■ MATERIAL FOR THE TASK:
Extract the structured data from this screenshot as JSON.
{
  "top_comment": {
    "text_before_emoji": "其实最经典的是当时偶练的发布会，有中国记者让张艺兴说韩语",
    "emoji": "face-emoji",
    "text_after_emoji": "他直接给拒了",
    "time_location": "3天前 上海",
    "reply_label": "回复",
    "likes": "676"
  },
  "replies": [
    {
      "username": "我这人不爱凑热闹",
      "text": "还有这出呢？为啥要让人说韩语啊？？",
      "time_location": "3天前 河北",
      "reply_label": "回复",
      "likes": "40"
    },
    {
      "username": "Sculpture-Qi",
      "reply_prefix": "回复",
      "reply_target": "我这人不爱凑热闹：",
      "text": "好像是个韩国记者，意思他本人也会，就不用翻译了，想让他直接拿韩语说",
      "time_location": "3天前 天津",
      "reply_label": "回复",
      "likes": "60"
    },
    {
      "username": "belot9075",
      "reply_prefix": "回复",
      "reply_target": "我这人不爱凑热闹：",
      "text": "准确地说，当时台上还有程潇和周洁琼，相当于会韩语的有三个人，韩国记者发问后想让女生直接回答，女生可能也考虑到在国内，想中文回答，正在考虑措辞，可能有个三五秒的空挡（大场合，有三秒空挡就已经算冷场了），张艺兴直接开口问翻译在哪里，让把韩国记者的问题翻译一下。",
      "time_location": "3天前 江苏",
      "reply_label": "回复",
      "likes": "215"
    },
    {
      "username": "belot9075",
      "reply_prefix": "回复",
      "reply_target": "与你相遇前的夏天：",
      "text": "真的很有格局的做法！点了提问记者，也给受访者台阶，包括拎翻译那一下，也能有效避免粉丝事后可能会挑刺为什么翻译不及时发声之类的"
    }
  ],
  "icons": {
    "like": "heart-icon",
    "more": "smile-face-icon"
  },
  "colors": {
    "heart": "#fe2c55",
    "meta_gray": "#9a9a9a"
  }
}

■ BRIEF: Check all the records above and select each line where the string "face" is found.

■ FULL ANSWER:
    "emoji": "face-emoji",
    "more": "smile-face-icon"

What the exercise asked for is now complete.